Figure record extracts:
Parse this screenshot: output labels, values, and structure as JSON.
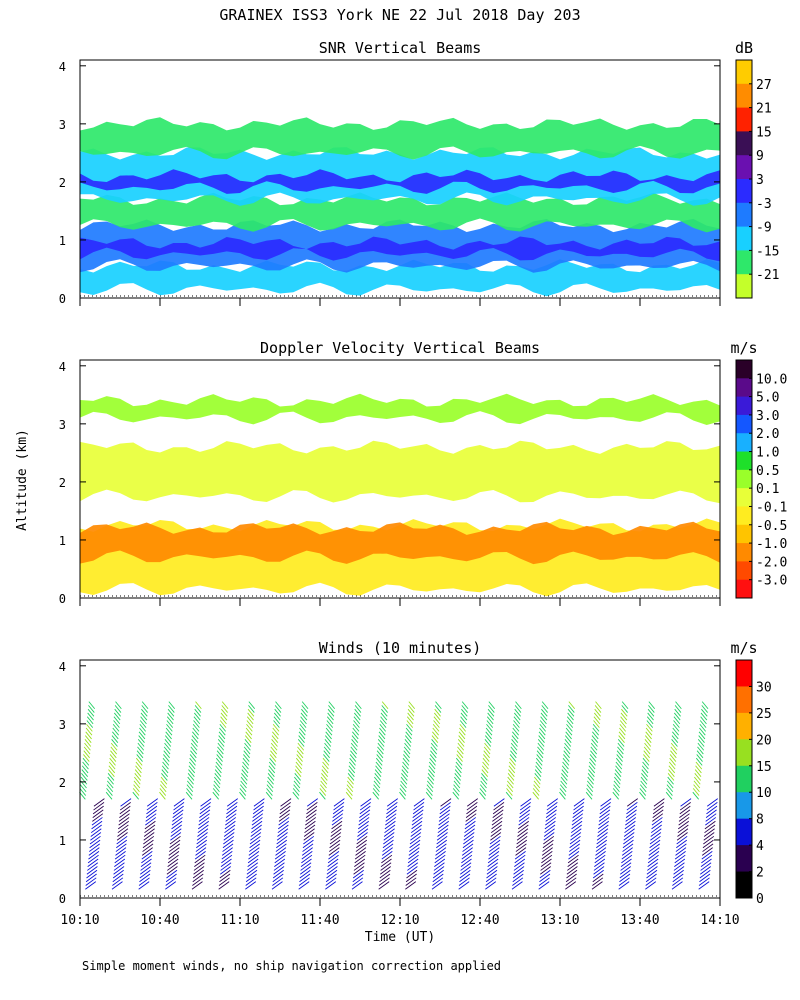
{
  "figure": {
    "title": "GRAINEX ISS3 York NE  22 Jul 2018 Day 203",
    "ylabel": "Altitude (km)",
    "xlabel": "Time (UT)",
    "footnote": "Simple moment winds, no ship navigation correction applied"
  },
  "chart_data": [
    {
      "type": "heatmap",
      "title": "SNR Vertical Beams",
      "unit": "dB",
      "ylim": [
        0,
        4.1
      ],
      "yticks": [
        "0",
        "1",
        "2",
        "3",
        "4"
      ],
      "xlim": [
        "10:10",
        "14:10"
      ],
      "colorbar": {
        "labels": [
          "27",
          "21",
          "15",
          "9",
          "3",
          "-3",
          "-9",
          "-15",
          "-21"
        ],
        "colors": [
          "#ffcc00",
          "#ff8c00",
          "#ff2200",
          "#3a0f55",
          "#6a10b0",
          "#2b2bff",
          "#1e7bff",
          "#18d0ff",
          "#2ee86a",
          "#c4ff2a"
        ]
      },
      "layers": [
        {
          "altitude_km": [
            0.15,
            0.55
          ],
          "level_db": -12
        },
        {
          "altitude_km": [
            0.55,
            1.25
          ],
          "level_db": -6
        },
        {
          "altitude_km": [
            0.75,
            0.95
          ],
          "level_db": 3
        },
        {
          "altitude_km": [
            1.25,
            1.7
          ],
          "level_db": -18
        },
        {
          "altitude_km": [
            1.7,
            2.5
          ],
          "level_db": -9
        },
        {
          "altitude_km": [
            1.9,
            2.1
          ],
          "level_db": 0
        },
        {
          "altitude_km": [
            2.5,
            3.0
          ],
          "level_db": -18
        }
      ]
    },
    {
      "type": "heatmap",
      "title": "Doppler Velocity Vertical Beams",
      "unit": "m/s",
      "ylim": [
        0,
        4.1
      ],
      "yticks": [
        "0",
        "1",
        "2",
        "3",
        "4"
      ],
      "xlim": [
        "10:10",
        "14:10"
      ],
      "colorbar": {
        "labels": [
          "10.0",
          "5.0",
          "3.0",
          "2.0",
          "1.0",
          "0.5",
          "0.1",
          "-0.1",
          "-0.5",
          "-1.0",
          "-2.0",
          "-3.0"
        ],
        "colors": [
          "#2a0028",
          "#5a0a8a",
          "#3a1ad8",
          "#1457ff",
          "#18b0ff",
          "#1ee02a",
          "#9aff2a",
          "#e8ff38",
          "#ffec20",
          "#ffc400",
          "#ff8a00",
          "#ff4a00",
          "#ff1010"
        ]
      },
      "layers": [
        {
          "altitude_km": [
            0.15,
            1.25
          ],
          "velocity_ms": -0.3
        },
        {
          "altitude_km": [
            0.7,
            1.2
          ],
          "velocity_ms": -1.5
        },
        {
          "altitude_km": [
            1.75,
            2.6
          ],
          "velocity_ms": 0.1
        },
        {
          "altitude_km": [
            3.1,
            3.4
          ],
          "velocity_ms": 0.5
        }
      ]
    },
    {
      "type": "scatter",
      "title": "Winds (10 minutes)",
      "unit": "m/s",
      "ylim": [
        0,
        4.1
      ],
      "yticks": [
        "0",
        "1",
        "2",
        "3",
        "4"
      ],
      "xticks": [
        "10:10",
        "10:40",
        "11:10",
        "11:40",
        "12:10",
        "12:40",
        "13:10",
        "13:40",
        "14:10"
      ],
      "colorbar": {
        "labels": [
          "30",
          "25",
          "20",
          "15",
          "10",
          "8",
          "4",
          "2",
          "0"
        ],
        "colors": [
          "#ff0000",
          "#ff7000",
          "#ffb000",
          "#98e020",
          "#20d060",
          "#1898e8",
          "#0a10d8",
          "#2a0050",
          "#000000"
        ]
      },
      "profile_times": [
        "10:12",
        "10:22",
        "10:32",
        "10:42",
        "10:52",
        "11:02",
        "11:12",
        "11:22",
        "11:32",
        "11:42",
        "11:52",
        "12:02",
        "12:12",
        "12:22",
        "12:32",
        "12:42",
        "12:52",
        "13:02",
        "13:12",
        "13:22",
        "13:32",
        "13:42",
        "13:52",
        "14:02"
      ],
      "low_level": {
        "altitude_km": [
          0.15,
          1.6
        ],
        "speed_ms": 5,
        "direction": "southerly"
      },
      "upper_level": {
        "altitude_km": [
          1.7,
          3.3
        ],
        "speed_ms": 14,
        "direction": "westerly"
      }
    }
  ]
}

What you have to do: Pictures are not part of the copy; reproduce everything else in the records exactly.

Output of the task:
Parse this screenshot: output labels, values, and structure as JSON.
{
  "figure": {
    "title": "GRAINEX ISS3 York NE  22 Jul 2018 Day 203",
    "ylabel": "Altitude (km)",
    "xlabel": "Time (UT)",
    "footnote": "Simple moment winds, no ship navigation correction applied"
  },
  "chart_data": [
    {
      "type": "heatmap",
      "title": "SNR Vertical Beams",
      "unit": "dB",
      "ylim": [
        0,
        4.1
      ],
      "yticks": [
        "0",
        "1",
        "2",
        "3",
        "4"
      ],
      "xlim": [
        "10:10",
        "14:10"
      ],
      "colorbar": {
        "labels": [
          "27",
          "21",
          "15",
          "9",
          "3",
          "-3",
          "-9",
          "-15",
          "-21"
        ],
        "colors": [
          "#ffcc00",
          "#ff8c00",
          "#ff2200",
          "#3a0f55",
          "#6a10b0",
          "#2b2bff",
          "#1e7bff",
          "#18d0ff",
          "#2ee86a",
          "#c4ff2a"
        ]
      },
      "layers": [
        {
          "altitude_km": [
            0.15,
            0.55
          ],
          "level_db": -12
        },
        {
          "altitude_km": [
            0.55,
            1.25
          ],
          "level_db": -6
        },
        {
          "altitude_km": [
            0.75,
            0.95
          ],
          "level_db": 3
        },
        {
          "altitude_km": [
            1.25,
            1.7
          ],
          "level_db": -18
        },
        {
          "altitude_km": [
            1.7,
            2.5
          ],
          "level_db": -9
        },
        {
          "altitude_km": [
            1.9,
            2.1
          ],
          "level_db": 0
        },
        {
          "altitude_km": [
            2.5,
            3.0
          ],
          "level_db": -18
        }
      ]
    },
    {
      "type": "heatmap",
      "title": "Doppler Velocity Vertical Beams",
      "unit": "m/s",
      "ylim": [
        0,
        4.1
      ],
      "yticks": [
        "0",
        "1",
        "2",
        "3",
        "4"
      ],
      "xlim": [
        "10:10",
        "14:10"
      ],
      "colorbar": {
        "labels": [
          "10.0",
          "5.0",
          "3.0",
          "2.0",
          "1.0",
          "0.5",
          "0.1",
          "-0.1",
          "-0.5",
          "-1.0",
          "-2.0",
          "-3.0"
        ],
        "colors": [
          "#2a0028",
          "#5a0a8a",
          "#3a1ad8",
          "#1457ff",
          "#18b0ff",
          "#1ee02a",
          "#9aff2a",
          "#e8ff38",
          "#ffec20",
          "#ffc400",
          "#ff8a00",
          "#ff4a00",
          "#ff1010"
        ]
      },
      "layers": [
        {
          "altitude_km": [
            0.15,
            1.25
          ],
          "velocity_ms": -0.3
        },
        {
          "altitude_km": [
            0.7,
            1.2
          ],
          "velocity_ms": -1.5
        },
        {
          "altitude_km": [
            1.75,
            2.6
          ],
          "velocity_ms": 0.1
        },
        {
          "altitude_km": [
            3.1,
            3.4
          ],
          "velocity_ms": 0.5
        }
      ]
    },
    {
      "type": "scatter",
      "title": "Winds (10 minutes)",
      "unit": "m/s",
      "ylim": [
        0,
        4.1
      ],
      "yticks": [
        "0",
        "1",
        "2",
        "3",
        "4"
      ],
      "xticks": [
        "10:10",
        "10:40",
        "11:10",
        "11:40",
        "12:10",
        "12:40",
        "13:10",
        "13:40",
        "14:10"
      ],
      "colorbar": {
        "labels": [
          "30",
          "25",
          "20",
          "15",
          "10",
          "8",
          "4",
          "2",
          "0"
        ],
        "colors": [
          "#ff0000",
          "#ff7000",
          "#ffb000",
          "#98e020",
          "#20d060",
          "#1898e8",
          "#0a10d8",
          "#2a0050",
          "#000000"
        ]
      },
      "profile_times": [
        "10:12",
        "10:22",
        "10:32",
        "10:42",
        "10:52",
        "11:02",
        "11:12",
        "11:22",
        "11:32",
        "11:42",
        "11:52",
        "12:02",
        "12:12",
        "12:22",
        "12:32",
        "12:42",
        "12:52",
        "13:02",
        "13:12",
        "13:22",
        "13:32",
        "13:42",
        "13:52",
        "14:02"
      ],
      "low_level": {
        "altitude_km": [
          0.15,
          1.6
        ],
        "speed_ms": 5,
        "direction": "southerly"
      },
      "upper_level": {
        "altitude_km": [
          1.7,
          3.3
        ],
        "speed_ms": 14,
        "direction": "westerly"
      }
    }
  ]
}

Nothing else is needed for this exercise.